**WHAT TO PRODUCE:**
Copy every line of the following data that includes the string "screenshot".

**RECORDS TO PROCESS:**
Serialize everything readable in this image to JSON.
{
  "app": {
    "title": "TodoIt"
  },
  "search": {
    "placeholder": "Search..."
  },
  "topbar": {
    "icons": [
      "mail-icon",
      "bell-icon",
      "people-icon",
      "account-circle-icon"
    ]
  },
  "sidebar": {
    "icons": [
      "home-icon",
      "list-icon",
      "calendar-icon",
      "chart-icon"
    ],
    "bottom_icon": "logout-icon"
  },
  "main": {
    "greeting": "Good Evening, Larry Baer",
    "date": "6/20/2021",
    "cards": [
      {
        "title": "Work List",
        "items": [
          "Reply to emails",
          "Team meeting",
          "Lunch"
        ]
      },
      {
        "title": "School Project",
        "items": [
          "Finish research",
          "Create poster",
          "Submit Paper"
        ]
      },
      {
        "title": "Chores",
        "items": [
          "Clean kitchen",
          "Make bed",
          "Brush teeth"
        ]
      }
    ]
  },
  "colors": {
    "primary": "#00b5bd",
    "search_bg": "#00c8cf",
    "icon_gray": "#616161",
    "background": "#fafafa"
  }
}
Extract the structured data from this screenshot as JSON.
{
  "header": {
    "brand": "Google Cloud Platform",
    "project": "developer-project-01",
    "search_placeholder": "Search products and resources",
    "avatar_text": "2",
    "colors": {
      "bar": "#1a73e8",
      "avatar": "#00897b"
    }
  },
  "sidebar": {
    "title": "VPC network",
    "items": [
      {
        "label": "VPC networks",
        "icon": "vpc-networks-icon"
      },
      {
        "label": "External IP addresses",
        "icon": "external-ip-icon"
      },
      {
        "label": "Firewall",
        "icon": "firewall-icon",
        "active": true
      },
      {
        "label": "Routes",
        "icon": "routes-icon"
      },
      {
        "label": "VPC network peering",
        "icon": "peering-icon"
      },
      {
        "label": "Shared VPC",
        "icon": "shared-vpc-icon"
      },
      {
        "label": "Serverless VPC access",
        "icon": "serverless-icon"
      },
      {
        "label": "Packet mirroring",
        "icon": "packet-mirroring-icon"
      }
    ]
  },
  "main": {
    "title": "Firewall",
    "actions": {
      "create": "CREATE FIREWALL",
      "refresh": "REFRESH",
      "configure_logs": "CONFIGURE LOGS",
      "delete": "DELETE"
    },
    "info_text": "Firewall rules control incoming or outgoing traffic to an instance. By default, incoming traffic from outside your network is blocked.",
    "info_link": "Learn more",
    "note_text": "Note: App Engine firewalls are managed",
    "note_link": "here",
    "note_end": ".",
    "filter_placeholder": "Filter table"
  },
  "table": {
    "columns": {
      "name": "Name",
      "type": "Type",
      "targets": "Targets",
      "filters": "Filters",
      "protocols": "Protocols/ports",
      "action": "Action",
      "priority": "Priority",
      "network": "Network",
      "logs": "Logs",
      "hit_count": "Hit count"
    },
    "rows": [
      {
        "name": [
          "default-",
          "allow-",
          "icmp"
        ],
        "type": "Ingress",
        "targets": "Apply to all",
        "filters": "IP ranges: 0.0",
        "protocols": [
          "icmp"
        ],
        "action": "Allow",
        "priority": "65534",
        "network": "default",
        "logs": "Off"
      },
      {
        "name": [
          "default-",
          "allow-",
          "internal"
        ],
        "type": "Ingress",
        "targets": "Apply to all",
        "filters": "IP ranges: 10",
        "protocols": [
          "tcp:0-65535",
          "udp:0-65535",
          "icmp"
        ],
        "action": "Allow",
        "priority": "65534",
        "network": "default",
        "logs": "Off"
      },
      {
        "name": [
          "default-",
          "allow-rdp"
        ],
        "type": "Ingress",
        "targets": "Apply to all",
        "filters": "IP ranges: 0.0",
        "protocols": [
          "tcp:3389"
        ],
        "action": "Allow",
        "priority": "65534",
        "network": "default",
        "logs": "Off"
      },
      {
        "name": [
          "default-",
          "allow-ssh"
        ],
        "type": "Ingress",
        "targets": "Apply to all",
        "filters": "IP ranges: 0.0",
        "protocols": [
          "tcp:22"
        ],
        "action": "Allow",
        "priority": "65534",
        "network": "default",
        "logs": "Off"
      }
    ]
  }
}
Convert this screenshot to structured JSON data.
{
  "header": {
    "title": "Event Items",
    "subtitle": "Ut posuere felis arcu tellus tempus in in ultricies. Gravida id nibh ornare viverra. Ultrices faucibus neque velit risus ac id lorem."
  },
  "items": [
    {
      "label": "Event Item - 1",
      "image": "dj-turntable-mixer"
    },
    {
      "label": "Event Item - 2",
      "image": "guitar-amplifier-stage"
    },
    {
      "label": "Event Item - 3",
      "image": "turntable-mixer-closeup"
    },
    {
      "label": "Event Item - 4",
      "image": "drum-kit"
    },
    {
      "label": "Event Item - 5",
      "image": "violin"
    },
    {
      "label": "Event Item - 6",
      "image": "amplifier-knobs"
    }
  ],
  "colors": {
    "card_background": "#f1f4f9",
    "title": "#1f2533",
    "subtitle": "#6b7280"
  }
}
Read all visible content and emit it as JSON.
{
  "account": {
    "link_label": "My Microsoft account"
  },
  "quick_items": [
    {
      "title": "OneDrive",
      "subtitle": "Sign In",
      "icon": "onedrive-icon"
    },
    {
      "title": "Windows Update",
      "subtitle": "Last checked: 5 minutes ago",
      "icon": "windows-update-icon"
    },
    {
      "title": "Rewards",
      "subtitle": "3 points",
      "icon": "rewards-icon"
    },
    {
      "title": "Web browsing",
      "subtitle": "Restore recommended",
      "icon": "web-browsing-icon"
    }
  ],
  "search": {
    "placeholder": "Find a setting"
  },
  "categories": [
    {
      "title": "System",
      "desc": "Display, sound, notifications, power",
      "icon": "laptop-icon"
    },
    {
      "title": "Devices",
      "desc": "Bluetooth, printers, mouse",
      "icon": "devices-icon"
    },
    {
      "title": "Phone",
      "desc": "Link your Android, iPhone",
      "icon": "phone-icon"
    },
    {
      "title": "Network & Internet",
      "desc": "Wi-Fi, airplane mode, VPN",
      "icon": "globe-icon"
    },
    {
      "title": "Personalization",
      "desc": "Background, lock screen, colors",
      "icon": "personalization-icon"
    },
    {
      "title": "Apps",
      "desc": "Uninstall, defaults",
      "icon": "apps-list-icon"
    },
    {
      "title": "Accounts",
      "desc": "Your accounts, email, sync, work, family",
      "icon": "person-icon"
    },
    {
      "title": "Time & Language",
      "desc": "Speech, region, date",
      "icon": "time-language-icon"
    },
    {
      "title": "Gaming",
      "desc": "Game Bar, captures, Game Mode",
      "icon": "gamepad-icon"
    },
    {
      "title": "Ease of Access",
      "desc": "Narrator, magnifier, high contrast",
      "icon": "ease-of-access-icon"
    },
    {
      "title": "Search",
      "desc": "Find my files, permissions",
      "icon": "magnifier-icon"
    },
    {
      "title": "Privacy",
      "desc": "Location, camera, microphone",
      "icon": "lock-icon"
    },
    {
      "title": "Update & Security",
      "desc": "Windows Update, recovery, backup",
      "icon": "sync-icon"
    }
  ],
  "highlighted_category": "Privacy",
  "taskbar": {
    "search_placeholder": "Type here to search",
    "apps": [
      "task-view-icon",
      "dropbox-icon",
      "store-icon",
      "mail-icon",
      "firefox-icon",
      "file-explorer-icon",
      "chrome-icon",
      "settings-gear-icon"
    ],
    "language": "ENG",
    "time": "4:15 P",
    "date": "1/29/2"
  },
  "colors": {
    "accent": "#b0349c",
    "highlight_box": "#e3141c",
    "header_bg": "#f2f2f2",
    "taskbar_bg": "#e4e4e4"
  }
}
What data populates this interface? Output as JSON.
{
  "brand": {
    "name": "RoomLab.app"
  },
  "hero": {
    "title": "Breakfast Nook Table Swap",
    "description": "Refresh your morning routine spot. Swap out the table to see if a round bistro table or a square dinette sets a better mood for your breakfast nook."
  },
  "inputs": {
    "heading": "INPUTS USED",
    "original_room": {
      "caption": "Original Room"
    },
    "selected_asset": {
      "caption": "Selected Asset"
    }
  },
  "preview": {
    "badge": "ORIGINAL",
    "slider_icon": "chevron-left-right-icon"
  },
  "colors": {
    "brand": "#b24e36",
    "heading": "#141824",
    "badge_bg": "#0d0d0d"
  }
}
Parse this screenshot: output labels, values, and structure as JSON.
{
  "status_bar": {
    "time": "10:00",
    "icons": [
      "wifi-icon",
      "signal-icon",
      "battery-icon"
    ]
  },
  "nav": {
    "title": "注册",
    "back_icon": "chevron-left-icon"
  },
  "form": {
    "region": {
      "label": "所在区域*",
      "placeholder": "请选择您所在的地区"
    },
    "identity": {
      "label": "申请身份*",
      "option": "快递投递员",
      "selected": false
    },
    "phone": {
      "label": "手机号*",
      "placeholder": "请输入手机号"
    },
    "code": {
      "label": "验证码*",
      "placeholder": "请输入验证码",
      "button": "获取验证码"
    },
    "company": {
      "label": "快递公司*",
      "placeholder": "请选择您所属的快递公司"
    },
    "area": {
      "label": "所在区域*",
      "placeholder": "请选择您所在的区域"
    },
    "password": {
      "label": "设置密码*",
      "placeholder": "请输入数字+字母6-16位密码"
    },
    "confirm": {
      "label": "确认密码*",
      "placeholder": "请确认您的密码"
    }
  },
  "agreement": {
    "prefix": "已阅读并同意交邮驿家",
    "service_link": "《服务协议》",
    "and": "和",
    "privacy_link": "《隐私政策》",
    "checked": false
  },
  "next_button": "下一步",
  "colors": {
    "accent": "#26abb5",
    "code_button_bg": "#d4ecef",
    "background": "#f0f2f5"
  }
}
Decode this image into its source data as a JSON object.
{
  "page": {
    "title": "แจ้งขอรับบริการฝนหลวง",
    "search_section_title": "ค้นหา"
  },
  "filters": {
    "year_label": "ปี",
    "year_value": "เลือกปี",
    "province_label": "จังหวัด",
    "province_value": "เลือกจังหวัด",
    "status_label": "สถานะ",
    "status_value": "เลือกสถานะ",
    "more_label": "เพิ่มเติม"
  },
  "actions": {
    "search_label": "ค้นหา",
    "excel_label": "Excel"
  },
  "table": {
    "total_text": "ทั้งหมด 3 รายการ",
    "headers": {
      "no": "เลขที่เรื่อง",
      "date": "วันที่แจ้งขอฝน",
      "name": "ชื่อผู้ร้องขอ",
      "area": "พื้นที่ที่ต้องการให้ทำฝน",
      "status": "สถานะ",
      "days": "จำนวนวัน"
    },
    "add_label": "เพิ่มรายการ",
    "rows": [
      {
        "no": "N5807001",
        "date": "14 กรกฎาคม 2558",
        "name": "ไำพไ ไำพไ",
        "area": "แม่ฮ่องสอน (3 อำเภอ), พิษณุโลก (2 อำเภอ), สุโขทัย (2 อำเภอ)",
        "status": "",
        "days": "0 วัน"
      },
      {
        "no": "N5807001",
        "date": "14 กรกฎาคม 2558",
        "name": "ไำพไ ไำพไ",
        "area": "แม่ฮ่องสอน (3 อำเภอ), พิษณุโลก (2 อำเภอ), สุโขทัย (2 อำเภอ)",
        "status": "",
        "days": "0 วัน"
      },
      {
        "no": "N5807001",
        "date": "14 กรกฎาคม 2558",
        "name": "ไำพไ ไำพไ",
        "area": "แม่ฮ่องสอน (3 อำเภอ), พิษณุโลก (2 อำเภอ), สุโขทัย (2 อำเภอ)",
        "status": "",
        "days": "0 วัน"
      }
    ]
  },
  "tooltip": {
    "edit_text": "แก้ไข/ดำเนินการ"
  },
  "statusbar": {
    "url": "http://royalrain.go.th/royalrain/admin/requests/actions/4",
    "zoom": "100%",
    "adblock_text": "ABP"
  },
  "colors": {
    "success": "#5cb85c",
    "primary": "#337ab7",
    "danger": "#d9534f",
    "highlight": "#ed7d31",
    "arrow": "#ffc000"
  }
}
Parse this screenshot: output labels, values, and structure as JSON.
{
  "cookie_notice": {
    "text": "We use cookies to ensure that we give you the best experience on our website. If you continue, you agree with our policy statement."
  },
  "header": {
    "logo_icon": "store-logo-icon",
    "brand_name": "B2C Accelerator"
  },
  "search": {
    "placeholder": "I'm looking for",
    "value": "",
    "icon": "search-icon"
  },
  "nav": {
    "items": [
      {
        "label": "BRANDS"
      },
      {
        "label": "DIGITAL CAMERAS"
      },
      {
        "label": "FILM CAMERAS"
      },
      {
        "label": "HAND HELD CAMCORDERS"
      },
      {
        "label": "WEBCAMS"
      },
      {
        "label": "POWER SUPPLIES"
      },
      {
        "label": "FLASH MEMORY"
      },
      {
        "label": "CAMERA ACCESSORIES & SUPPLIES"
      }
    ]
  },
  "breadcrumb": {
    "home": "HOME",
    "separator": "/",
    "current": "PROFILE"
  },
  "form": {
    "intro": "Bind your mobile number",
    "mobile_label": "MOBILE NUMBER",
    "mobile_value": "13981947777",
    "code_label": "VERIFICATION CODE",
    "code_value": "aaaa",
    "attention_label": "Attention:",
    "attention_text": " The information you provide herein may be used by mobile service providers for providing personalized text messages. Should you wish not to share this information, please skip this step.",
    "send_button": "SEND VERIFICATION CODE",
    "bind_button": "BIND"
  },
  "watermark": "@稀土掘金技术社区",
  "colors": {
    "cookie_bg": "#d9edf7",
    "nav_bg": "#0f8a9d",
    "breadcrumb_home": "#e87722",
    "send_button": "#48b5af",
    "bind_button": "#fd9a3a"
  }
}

**REPLY TO THE TASK:**
Extract the structured data from this screenshot as JSON.
Convert this screenshot to structured JSON data.
Parse this screenshot: output labels, values, and structure as JSON.
Parse this screenshot: output labels, values, and structure as JSON.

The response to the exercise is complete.